(Objective): Give the listing below again in full, exactly as written.

Dataset rows about figures:
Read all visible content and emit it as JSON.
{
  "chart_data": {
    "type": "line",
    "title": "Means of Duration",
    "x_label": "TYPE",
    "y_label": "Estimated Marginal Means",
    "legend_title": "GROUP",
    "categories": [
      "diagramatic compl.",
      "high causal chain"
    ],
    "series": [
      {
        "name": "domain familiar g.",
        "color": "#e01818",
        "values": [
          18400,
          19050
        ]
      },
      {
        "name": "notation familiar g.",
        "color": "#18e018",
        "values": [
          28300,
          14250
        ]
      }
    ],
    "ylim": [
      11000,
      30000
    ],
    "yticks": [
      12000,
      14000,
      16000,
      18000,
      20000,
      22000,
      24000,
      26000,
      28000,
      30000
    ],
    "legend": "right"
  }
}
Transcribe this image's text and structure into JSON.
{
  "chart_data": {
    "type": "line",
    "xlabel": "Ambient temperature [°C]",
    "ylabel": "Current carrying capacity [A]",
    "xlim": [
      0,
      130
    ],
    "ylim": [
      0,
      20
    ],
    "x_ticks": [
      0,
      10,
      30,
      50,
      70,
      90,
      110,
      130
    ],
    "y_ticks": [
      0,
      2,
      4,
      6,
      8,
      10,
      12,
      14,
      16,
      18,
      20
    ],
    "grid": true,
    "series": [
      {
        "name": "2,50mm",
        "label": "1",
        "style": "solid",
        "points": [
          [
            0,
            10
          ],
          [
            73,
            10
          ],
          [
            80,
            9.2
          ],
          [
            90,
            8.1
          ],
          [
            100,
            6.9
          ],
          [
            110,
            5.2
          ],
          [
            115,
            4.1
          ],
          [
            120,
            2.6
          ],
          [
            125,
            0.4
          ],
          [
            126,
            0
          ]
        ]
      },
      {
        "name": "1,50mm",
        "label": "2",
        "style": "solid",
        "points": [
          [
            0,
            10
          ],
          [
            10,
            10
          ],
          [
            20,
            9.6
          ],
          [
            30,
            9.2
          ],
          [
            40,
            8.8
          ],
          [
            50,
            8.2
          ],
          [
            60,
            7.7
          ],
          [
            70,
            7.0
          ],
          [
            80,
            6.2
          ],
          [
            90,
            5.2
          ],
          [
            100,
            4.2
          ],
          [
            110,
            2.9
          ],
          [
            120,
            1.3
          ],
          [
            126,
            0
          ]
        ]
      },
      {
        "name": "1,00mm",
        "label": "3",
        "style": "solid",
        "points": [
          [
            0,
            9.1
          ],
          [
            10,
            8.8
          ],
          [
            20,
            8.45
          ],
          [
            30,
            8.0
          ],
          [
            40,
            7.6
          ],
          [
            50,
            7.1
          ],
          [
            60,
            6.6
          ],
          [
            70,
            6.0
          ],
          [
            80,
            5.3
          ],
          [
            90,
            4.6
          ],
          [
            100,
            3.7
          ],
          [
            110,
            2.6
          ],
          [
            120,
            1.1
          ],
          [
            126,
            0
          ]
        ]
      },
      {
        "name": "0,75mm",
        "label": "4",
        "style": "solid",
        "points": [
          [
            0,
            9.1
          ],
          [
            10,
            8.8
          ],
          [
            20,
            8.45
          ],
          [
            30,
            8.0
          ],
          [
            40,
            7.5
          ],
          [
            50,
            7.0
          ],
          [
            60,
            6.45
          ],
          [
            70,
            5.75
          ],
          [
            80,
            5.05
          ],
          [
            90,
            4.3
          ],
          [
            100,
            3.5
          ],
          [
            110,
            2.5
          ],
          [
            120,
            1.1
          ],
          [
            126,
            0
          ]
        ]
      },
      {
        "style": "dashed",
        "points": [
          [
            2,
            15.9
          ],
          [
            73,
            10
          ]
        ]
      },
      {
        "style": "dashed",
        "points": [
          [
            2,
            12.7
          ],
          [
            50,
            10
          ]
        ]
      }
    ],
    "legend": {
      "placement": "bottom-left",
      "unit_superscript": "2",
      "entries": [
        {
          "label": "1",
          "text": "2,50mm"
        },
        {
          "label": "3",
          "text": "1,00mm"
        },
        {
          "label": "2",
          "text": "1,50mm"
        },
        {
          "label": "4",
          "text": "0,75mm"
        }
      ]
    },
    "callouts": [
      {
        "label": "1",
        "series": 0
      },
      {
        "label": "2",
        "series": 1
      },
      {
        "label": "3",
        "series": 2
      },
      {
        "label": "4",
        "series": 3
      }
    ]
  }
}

(Full response):
Read all visible content and emit it as JSON.
{
  "chart_data": {
    "type": "line",
    "title": "Means of Duration",
    "x_label": "TYPE",
    "y_label": "Estimated Marginal Means",
    "legend_title": "GROUP",
    "categories": [
      "diagramatic compl.",
      "high causal chain"
    ],
    "series": [
      {
        "name": "domain familiar g.",
        "color": "#e01818",
        "values": [
          18400,
          19050
        ]
      },
      {
        "name": "notation familiar g.",
        "color": "#18e018",
        "values": [
          28300,
          14250
        ]
      }
    ],
    "ylim": [
      11000,
      30000
    ],
    "yticks": [
      12000,
      14000,
      16000,
      18000,
      20000,
      22000,
      24000,
      26000,
      28000,
      30000
    ],
    "legend": "right"
  }
}
Transcribe this image's text and structure into JSON.
{
  "chart_data": {
    "type": "line",
    "xlabel": "Ambient temperature [°C]",
    "ylabel": "Current carrying capacity [A]",
    "xlim": [
      0,
      130
    ],
    "ylim": [
      0,
      20
    ],
    "x_ticks": [
      0,
      10,
      30,
      50,
      70,
      90,
      110,
      130
    ],
    "y_ticks": [
      0,
      2,
      4,
      6,
      8,
      10,
      12,
      14,
      16,
      18,
      20
    ],
    "grid": true,
    "series": [
      {
        "name": "2,50mm",
        "label": "1",
        "style": "solid",
        "points": [
          [
            0,
            10
          ],
          [
            73,
            10
          ],
          [
            80,
            9.2
          ],
          [
            90,
            8.1
          ],
          [
            100,
            6.9
          ],
          [
            110,
            5.2
          ],
          [
            115,
            4.1
          ],
          [
            120,
            2.6
          ],
          [
            125,
            0.4
          ],
          [
            126,
            0
          ]
        ]
      },
      {
        "name": "1,50mm",
        "label": "2",
        "style": "solid",
        "points": [
          [
            0,
            10
          ],
          [
            10,
            10
          ],
          [
            20,
            9.6
          ],
          [
            30,
            9.2
          ],
          [
            40,
            8.8
          ],
          [
            50,
            8.2
          ],
          [
            60,
            7.7
          ],
          [
            70,
            7.0
          ],
          [
            80,
            6.2
          ],
          [
            90,
            5.2
          ],
          [
            100,
            4.2
          ],
          [
            110,
            2.9
          ],
          [
            120,
            1.3
          ],
          [
            126,
            0
          ]
        ]
      },
      {
        "name": "1,00mm",
        "label": "3",
        "style": "solid",
        "points": [
          [
            0,
            9.1
          ],
          [
            10,
            8.8
          ],
          [
            20,
            8.45
          ],
          [
            30,
            8.0
          ],
          [
            40,
            7.6
          ],
          [
            50,
            7.1
          ],
          [
            60,
            6.6
          ],
          [
            70,
            6.0
          ],
          [
            80,
            5.3
          ],
          [
            90,
            4.6
          ],
          [
            100,
            3.7
          ],
          [
            110,
            2.6
          ],
          [
            120,
            1.1
          ],
          [
            126,
            0
          ]
        ]
      },
      {
        "name": "0,75mm",
        "label": "4",
        "style": "solid",
        "points": [
          [
            0,
            9.1
          ],
          [
            10,
            8.8
          ],
          [
            20,
            8.45
          ],
          [
            30,
            8.0
          ],
          [
            40,
            7.5
          ],
          [
            50,
            7.0
          ],
          [
            60,
            6.45
          ],
          [
            70,
            5.75
          ],
          [
            80,
            5.05
          ],
          [
            90,
            4.3
          ],
          [
            100,
            3.5
          ],
          [
            110,
            2.5
          ],
          [
            120,
            1.1
          ],
          [
            126,
            0
          ]
        ]
      },
      {
        "style": "dashed",
        "points": [
          [
            2,
            15.9
          ],
          [
            73,
            10
          ]
        ]
      },
      {
        "style": "dashed",
        "points": [
          [
            2,
            12.7
          ],
          [
            50,
            10
          ]
        ]
      }
    ],
    "legend": {
      "placement": "bottom-left",
      "unit_superscript": "2",
      "entries": [
        {
          "label": "1",
          "text": "2,50mm"
        },
        {
          "label": "3",
          "text": "1,00mm"
        },
        {
          "label": "2",
          "text": "1,50mm"
        },
        {
          "label": "4",
          "text": "0,75mm"
        }
      ]
    },
    "callouts": [
      {
        "label": "1",
        "series": 0
      },
      {
        "label": "2",
        "series": 1
      },
      {
        "label": "3",
        "series": 2
      },
      {
        "label": "4",
        "series": 3
      }
    ]
  }
}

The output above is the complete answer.